> _Required task_
Restate each of the lines below word for word and drop every picture.
### Materials provided
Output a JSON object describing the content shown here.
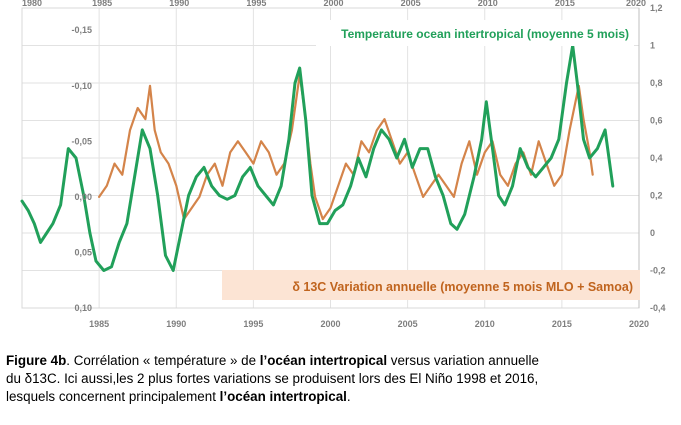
{
  "chart_data": {
    "type": "line",
    "x_axis": {
      "min": 1980,
      "max": 2020,
      "ticks": [
        1985,
        1990,
        1995,
        2000,
        2005,
        2010,
        2015,
        2020
      ],
      "top_ticks": [
        1980,
        1985,
        1990,
        1995,
        2000,
        2005,
        2010,
        2015,
        2020
      ]
    },
    "y_left": {
      "min": -0.17,
      "max": 0.1,
      "reversed": true,
      "ticks": [
        -0.15,
        -0.1,
        -0.05,
        0.0,
        0.05,
        0.1
      ],
      "tick_labels": [
        "-0,15",
        "-0,10",
        "-0,05",
        "0,00",
        "0,05",
        "0,10"
      ]
    },
    "y_right": {
      "min": -0.4,
      "max": 1.2,
      "ticks": [
        -0.4,
        -0.2,
        0,
        0.2,
        0.4,
        0.6,
        0.8,
        1,
        1.2
      ],
      "tick_labels": [
        "-0,4",
        "-0,2",
        "0",
        "0,2",
        "0,4",
        "0,6",
        "0,8",
        "1",
        "1,2"
      ]
    },
    "series": [
      {
        "name": "Temperature ocean intertropical (moyenne 5 mois)",
        "axis": "right",
        "color": "#21a05a",
        "x": [
          1980.0,
          1980.4,
          1980.8,
          1981.2,
          1981.6,
          1982.0,
          1982.5,
          1983.0,
          1983.5,
          1984.0,
          1984.4,
          1984.8,
          1985.3,
          1985.8,
          1986.3,
          1986.8,
          1987.3,
          1987.8,
          1988.3,
          1988.8,
          1989.3,
          1989.8,
          1990.3,
          1990.8,
          1991.3,
          1991.8,
          1992.3,
          1992.8,
          1993.3,
          1993.8,
          1994.3,
          1994.8,
          1995.3,
          1995.8,
          1996.3,
          1996.8,
          1997.3,
          1997.7,
          1998.0,
          1998.4,
          1998.8,
          1999.3,
          1999.8,
          2000.3,
          2000.8,
          2001.3,
          2001.8,
          2002.3,
          2002.8,
          2003.3,
          2003.8,
          2004.3,
          2004.8,
          2005.3,
          2005.8,
          2006.3,
          2006.8,
          2007.3,
          2007.8,
          2008.2,
          2008.7,
          2009.3,
          2009.8,
          2010.1,
          2010.5,
          2010.9,
          2011.3,
          2011.8,
          2012.3,
          2012.8,
          2013.3,
          2013.8,
          2014.3,
          2014.8,
          2015.3,
          2015.7,
          2016.0,
          2016.4,
          2016.8,
          2017.3,
          2017.8,
          2018.3
        ],
        "y": [
          0.17,
          0.12,
          0.05,
          -0.05,
          0.0,
          0.05,
          0.15,
          0.45,
          0.4,
          0.2,
          0.0,
          -0.15,
          -0.2,
          -0.18,
          -0.05,
          0.05,
          0.3,
          0.55,
          0.45,
          0.2,
          -0.12,
          -0.2,
          0.0,
          0.2,
          0.3,
          0.35,
          0.25,
          0.2,
          0.18,
          0.2,
          0.3,
          0.35,
          0.25,
          0.2,
          0.15,
          0.25,
          0.5,
          0.8,
          0.88,
          0.6,
          0.2,
          0.05,
          0.05,
          0.12,
          0.15,
          0.25,
          0.4,
          0.3,
          0.45,
          0.55,
          0.5,
          0.4,
          0.5,
          0.35,
          0.45,
          0.45,
          0.3,
          0.2,
          0.05,
          0.02,
          0.1,
          0.3,
          0.5,
          0.7,
          0.45,
          0.2,
          0.15,
          0.25,
          0.45,
          0.35,
          0.3,
          0.35,
          0.4,
          0.5,
          0.8,
          1.0,
          0.8,
          0.5,
          0.4,
          0.45,
          0.55,
          0.25
        ]
      },
      {
        "name": "δ 13C Variation annuelle (moyenne 5 mois MLO + Samoa)",
        "axis": "left",
        "color": "#d4844a",
        "x": [
          1985.0,
          1985.5,
          1986.0,
          1986.5,
          1987.0,
          1987.5,
          1988.0,
          1988.3,
          1988.6,
          1989.0,
          1989.5,
          1990.0,
          1990.5,
          1991.0,
          1991.5,
          1992.0,
          1992.5,
          1993.0,
          1993.5,
          1994.0,
          1994.5,
          1995.0,
          1995.5,
          1996.0,
          1996.5,
          1997.0,
          1997.5,
          1998.0,
          1998.3,
          1998.7,
          1999.0,
          1999.5,
          2000.0,
          2000.5,
          2001.0,
          2001.5,
          2002.0,
          2002.5,
          2003.0,
          2003.5,
          2004.0,
          2004.5,
          2005.0,
          2005.5,
          2006.0,
          2006.5,
          2007.0,
          2007.5,
          2008.0,
          2008.5,
          2009.0,
          2009.5,
          2010.0,
          2010.5,
          2011.0,
          2011.5,
          2012.0,
          2012.5,
          2013.0,
          2013.5,
          2014.0,
          2014.5,
          2015.0,
          2015.5,
          2015.8,
          2016.1,
          2016.4,
          2016.8,
          2017.0
        ],
        "y": [
          0.0,
          -0.01,
          -0.03,
          -0.02,
          -0.06,
          -0.08,
          -0.07,
          -0.1,
          -0.06,
          -0.04,
          -0.03,
          -0.01,
          0.02,
          0.01,
          0.0,
          -0.02,
          -0.03,
          -0.01,
          -0.04,
          -0.05,
          -0.04,
          -0.03,
          -0.05,
          -0.04,
          -0.02,
          -0.03,
          -0.06,
          -0.11,
          -0.08,
          -0.03,
          0.0,
          0.02,
          0.01,
          -0.01,
          -0.03,
          -0.02,
          -0.05,
          -0.04,
          -0.06,
          -0.07,
          -0.05,
          -0.03,
          -0.04,
          -0.02,
          0.0,
          -0.01,
          -0.02,
          -0.01,
          0.0,
          -0.03,
          -0.05,
          -0.02,
          -0.04,
          -0.05,
          -0.02,
          -0.01,
          -0.03,
          -0.04,
          -0.02,
          -0.05,
          -0.03,
          -0.01,
          -0.02,
          -0.06,
          -0.08,
          -0.1,
          -0.07,
          -0.04,
          -0.02
        ]
      }
    ],
    "grid": true
  },
  "legend_top": "Temperature ocean intertropical (moyenne 5 mois)",
  "legend_bottom": "δ 13C  Variation annuelle  (moyenne 5 mois  MLO + Samoa)",
  "colors": {
    "green": "#21a05a",
    "orange": "#d4844a",
    "legend_bottom_bg": "#fce4d4",
    "legend_bottom_text": "#c0641e",
    "grid": "#e2e2e2",
    "plot_bg": "#ffffff"
  },
  "caption": {
    "l1_a": "Figure 4b",
    "l1_b": ". Corrélation « température » de ",
    "l1_c": "l’océan intertropical",
    "l1_d": " versus variation annuelle",
    "l2": "du δ13C. Ici aussi,les 2 plus fortes variations se produisent lors des El Niño 1998 et 2016,",
    "l3_a": "lesquels concernent principalement ",
    "l3_b": "l’océan intertropical",
    "l3_c": "."
  }
}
######
> _The response_
Output a JSON object describing the content shown here.
{
  "chart_data": {
    "type": "line",
    "x_axis": {
      "min": 1980,
      "max": 2020,
      "ticks": [
        1985,
        1990,
        1995,
        2000,
        2005,
        2010,
        2015,
        2020
      ],
      "top_ticks": [
        1980,
        1985,
        1990,
        1995,
        2000,
        2005,
        2010,
        2015,
        2020
      ]
    },
    "y_left": {
      "min": -0.17,
      "max": 0.1,
      "reversed": true,
      "ticks": [
        -0.15,
        -0.1,
        -0.05,
        0.0,
        0.05,
        0.1
      ],
      "tick_labels": [
        "-0,15",
        "-0,10",
        "-0,05",
        "0,00",
        "0,05",
        "0,10"
      ]
    },
    "y_right": {
      "min": -0.4,
      "max": 1.2,
      "ticks": [
        -0.4,
        -0.2,
        0,
        0.2,
        0.4,
        0.6,
        0.8,
        1,
        1.2
      ],
      "tick_labels": [
        "-0,4",
        "-0,2",
        "0",
        "0,2",
        "0,4",
        "0,6",
        "0,8",
        "1",
        "1,2"
      ]
    },
    "series": [
      {
        "name": "Temperature ocean intertropical (moyenne 5 mois)",
        "axis": "right",
        "color": "#21a05a",
        "x": [
          1980.0,
          1980.4,
          1980.8,
          1981.2,
          1981.6,
          1982.0,
          1982.5,
          1983.0,
          1983.5,
          1984.0,
          1984.4,
          1984.8,
          1985.3,
          1985.8,
          1986.3,
          1986.8,
          1987.3,
          1987.8,
          1988.3,
          1988.8,
          1989.3,
          1989.8,
          1990.3,
          1990.8,
          1991.3,
          1991.8,
          1992.3,
          1992.8,
          1993.3,
          1993.8,
          1994.3,
          1994.8,
          1995.3,
          1995.8,
          1996.3,
          1996.8,
          1997.3,
          1997.7,
          1998.0,
          1998.4,
          1998.8,
          1999.3,
          1999.8,
          2000.3,
          2000.8,
          2001.3,
          2001.8,
          2002.3,
          2002.8,
          2003.3,
          2003.8,
          2004.3,
          2004.8,
          2005.3,
          2005.8,
          2006.3,
          2006.8,
          2007.3,
          2007.8,
          2008.2,
          2008.7,
          2009.3,
          2009.8,
          2010.1,
          2010.5,
          2010.9,
          2011.3,
          2011.8,
          2012.3,
          2012.8,
          2013.3,
          2013.8,
          2014.3,
          2014.8,
          2015.3,
          2015.7,
          2016.0,
          2016.4,
          2016.8,
          2017.3,
          2017.8,
          2018.3
        ],
        "y": [
          0.17,
          0.12,
          0.05,
          -0.05,
          0.0,
          0.05,
          0.15,
          0.45,
          0.4,
          0.2,
          0.0,
          -0.15,
          -0.2,
          -0.18,
          -0.05,
          0.05,
          0.3,
          0.55,
          0.45,
          0.2,
          -0.12,
          -0.2,
          0.0,
          0.2,
          0.3,
          0.35,
          0.25,
          0.2,
          0.18,
          0.2,
          0.3,
          0.35,
          0.25,
          0.2,
          0.15,
          0.25,
          0.5,
          0.8,
          0.88,
          0.6,
          0.2,
          0.05,
          0.05,
          0.12,
          0.15,
          0.25,
          0.4,
          0.3,
          0.45,
          0.55,
          0.5,
          0.4,
          0.5,
          0.35,
          0.45,
          0.45,
          0.3,
          0.2,
          0.05,
          0.02,
          0.1,
          0.3,
          0.5,
          0.7,
          0.45,
          0.2,
          0.15,
          0.25,
          0.45,
          0.35,
          0.3,
          0.35,
          0.4,
          0.5,
          0.8,
          1.0,
          0.8,
          0.5,
          0.4,
          0.45,
          0.55,
          0.25
        ]
      },
      {
        "name": "δ 13C Variation annuelle (moyenne 5 mois MLO + Samoa)",
        "axis": "left",
        "color": "#d4844a",
        "x": [
          1985.0,
          1985.5,
          1986.0,
          1986.5,
          1987.0,
          1987.5,
          1988.0,
          1988.3,
          1988.6,
          1989.0,
          1989.5,
          1990.0,
          1990.5,
          1991.0,
          1991.5,
          1992.0,
          1992.5,
          1993.0,
          1993.5,
          1994.0,
          1994.5,
          1995.0,
          1995.5,
          1996.0,
          1996.5,
          1997.0,
          1997.5,
          1998.0,
          1998.3,
          1998.7,
          1999.0,
          1999.5,
          2000.0,
          2000.5,
          2001.0,
          2001.5,
          2002.0,
          2002.5,
          2003.0,
          2003.5,
          2004.0,
          2004.5,
          2005.0,
          2005.5,
          2006.0,
          2006.5,
          2007.0,
          2007.5,
          2008.0,
          2008.5,
          2009.0,
          2009.5,
          2010.0,
          2010.5,
          2011.0,
          2011.5,
          2012.0,
          2012.5,
          2013.0,
          2013.5,
          2014.0,
          2014.5,
          2015.0,
          2015.5,
          2015.8,
          2016.1,
          2016.4,
          2016.8,
          2017.0
        ],
        "y": [
          0.0,
          -0.01,
          -0.03,
          -0.02,
          -0.06,
          -0.08,
          -0.07,
          -0.1,
          -0.06,
          -0.04,
          -0.03,
          -0.01,
          0.02,
          0.01,
          0.0,
          -0.02,
          -0.03,
          -0.01,
          -0.04,
          -0.05,
          -0.04,
          -0.03,
          -0.05,
          -0.04,
          -0.02,
          -0.03,
          -0.06,
          -0.11,
          -0.08,
          -0.03,
          0.0,
          0.02,
          0.01,
          -0.01,
          -0.03,
          -0.02,
          -0.05,
          -0.04,
          -0.06,
          -0.07,
          -0.05,
          -0.03,
          -0.04,
          -0.02,
          0.0,
          -0.01,
          -0.02,
          -0.01,
          0.0,
          -0.03,
          -0.05,
          -0.02,
          -0.04,
          -0.05,
          -0.02,
          -0.01,
          -0.03,
          -0.04,
          -0.02,
          -0.05,
          -0.03,
          -0.01,
          -0.02,
          -0.06,
          -0.08,
          -0.1,
          -0.07,
          -0.04,
          -0.02
        ]
      }
    ],
    "grid": true
  },
  "legend_top": "Temperature ocean intertropical (moyenne 5 mois)",
  "legend_bottom": "δ 13C  Variation annuelle  (moyenne 5 mois  MLO + Samoa)",
  "colors": {
    "green": "#21a05a",
    "orange": "#d4844a",
    "legend_bottom_bg": "#fce4d4",
    "legend_bottom_text": "#c0641e",
    "grid": "#e2e2e2",
    "plot_bg": "#ffffff"
  },
  "caption": {
    "l1_a": "Figure 4b",
    "l1_b": ". Corrélation « température » de ",
    "l1_c": "l’océan intertropical",
    "l1_d": " versus variation annuelle",
    "l2": "du δ13C. Ici aussi,les 2 plus fortes variations se produisent lors des El Niño 1998 et 2016,",
    "l3_a": "lesquels concernent principalement ",
    "l3_b": "l’océan intertropical",
    "l3_c": "."
  }
}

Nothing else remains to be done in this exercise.